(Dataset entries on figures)
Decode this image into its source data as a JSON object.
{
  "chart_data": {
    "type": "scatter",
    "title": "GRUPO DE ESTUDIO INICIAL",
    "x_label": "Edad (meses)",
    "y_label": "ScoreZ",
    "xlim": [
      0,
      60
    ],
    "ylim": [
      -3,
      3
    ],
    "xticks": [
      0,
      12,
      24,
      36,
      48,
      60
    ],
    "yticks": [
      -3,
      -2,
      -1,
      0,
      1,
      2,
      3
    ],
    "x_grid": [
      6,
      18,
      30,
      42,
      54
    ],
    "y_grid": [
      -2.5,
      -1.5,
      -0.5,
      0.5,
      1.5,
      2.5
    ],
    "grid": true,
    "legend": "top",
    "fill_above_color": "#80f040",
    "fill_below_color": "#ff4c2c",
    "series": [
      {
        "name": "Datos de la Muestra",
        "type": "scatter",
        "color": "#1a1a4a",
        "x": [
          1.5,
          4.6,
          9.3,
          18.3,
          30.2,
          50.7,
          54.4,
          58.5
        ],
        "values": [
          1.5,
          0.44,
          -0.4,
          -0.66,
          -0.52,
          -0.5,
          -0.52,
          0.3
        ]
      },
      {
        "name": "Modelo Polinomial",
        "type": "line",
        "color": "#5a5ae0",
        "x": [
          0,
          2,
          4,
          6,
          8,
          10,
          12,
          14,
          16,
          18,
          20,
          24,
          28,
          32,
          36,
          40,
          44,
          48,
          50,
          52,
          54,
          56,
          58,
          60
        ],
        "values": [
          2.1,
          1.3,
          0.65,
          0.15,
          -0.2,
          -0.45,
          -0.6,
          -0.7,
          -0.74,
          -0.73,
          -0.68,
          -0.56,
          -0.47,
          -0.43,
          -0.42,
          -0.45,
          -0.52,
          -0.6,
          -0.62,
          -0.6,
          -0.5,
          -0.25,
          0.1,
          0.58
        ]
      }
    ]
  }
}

> **Goal**
List all lines holding the string "name".

> **Problem solution**
        "name": "Datos de la Muestra",
        "name": "Modelo Polinomial",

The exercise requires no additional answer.